[begin INPUT RECORDS]
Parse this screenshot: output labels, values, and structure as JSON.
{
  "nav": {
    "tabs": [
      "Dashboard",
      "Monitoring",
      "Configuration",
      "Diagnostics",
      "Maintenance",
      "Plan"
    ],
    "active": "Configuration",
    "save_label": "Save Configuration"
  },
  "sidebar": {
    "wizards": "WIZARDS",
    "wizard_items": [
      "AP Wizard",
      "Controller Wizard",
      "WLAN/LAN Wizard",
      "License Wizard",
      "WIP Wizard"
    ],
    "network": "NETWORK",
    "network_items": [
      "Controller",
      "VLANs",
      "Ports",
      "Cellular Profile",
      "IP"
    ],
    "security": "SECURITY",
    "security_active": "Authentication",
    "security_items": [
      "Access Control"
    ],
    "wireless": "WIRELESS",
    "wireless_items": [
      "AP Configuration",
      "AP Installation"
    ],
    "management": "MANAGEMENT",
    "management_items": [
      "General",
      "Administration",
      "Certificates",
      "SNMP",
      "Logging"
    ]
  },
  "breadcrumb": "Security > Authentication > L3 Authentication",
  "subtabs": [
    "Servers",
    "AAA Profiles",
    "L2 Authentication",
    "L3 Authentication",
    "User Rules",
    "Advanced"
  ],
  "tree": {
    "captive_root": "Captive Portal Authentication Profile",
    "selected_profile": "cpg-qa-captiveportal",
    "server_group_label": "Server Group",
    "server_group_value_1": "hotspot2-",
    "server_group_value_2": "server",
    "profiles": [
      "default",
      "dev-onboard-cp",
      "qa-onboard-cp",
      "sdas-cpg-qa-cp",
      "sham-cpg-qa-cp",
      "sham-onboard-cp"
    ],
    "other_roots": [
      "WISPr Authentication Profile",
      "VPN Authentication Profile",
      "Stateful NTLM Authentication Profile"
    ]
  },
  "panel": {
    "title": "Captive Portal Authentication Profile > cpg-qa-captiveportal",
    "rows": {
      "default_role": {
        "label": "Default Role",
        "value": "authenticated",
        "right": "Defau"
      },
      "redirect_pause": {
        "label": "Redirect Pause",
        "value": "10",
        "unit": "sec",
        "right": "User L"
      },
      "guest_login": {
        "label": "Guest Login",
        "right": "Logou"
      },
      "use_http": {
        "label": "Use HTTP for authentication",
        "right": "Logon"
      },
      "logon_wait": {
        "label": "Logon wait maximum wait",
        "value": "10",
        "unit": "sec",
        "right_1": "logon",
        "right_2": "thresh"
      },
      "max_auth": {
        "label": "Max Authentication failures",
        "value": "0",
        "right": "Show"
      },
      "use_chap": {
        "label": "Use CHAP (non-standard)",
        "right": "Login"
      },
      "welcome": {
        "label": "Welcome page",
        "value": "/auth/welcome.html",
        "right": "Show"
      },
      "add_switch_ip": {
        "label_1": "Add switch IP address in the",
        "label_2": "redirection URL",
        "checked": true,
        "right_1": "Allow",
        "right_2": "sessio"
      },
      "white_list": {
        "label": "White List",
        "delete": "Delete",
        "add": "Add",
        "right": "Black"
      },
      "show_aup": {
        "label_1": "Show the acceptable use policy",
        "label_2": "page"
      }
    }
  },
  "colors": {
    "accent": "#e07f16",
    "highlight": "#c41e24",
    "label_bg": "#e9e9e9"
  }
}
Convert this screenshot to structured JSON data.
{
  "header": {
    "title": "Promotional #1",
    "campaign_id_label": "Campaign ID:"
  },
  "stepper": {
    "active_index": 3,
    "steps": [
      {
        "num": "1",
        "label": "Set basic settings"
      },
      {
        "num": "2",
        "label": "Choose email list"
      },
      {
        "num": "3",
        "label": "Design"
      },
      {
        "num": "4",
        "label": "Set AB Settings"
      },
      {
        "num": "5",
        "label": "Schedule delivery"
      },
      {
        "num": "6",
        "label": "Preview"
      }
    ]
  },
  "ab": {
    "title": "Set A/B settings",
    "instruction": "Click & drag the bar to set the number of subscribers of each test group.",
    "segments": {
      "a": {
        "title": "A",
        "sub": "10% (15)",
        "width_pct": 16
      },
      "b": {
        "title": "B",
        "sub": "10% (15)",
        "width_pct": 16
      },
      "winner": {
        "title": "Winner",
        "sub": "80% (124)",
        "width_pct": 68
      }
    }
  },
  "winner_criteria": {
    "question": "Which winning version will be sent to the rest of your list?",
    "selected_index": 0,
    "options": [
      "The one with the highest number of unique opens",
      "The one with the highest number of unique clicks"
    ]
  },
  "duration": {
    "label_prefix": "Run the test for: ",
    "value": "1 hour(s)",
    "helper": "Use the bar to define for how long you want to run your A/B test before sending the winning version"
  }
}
[end INPUT RECORDS]
In the listing, find every line with the word "version" and state how many there are, nothing more.

2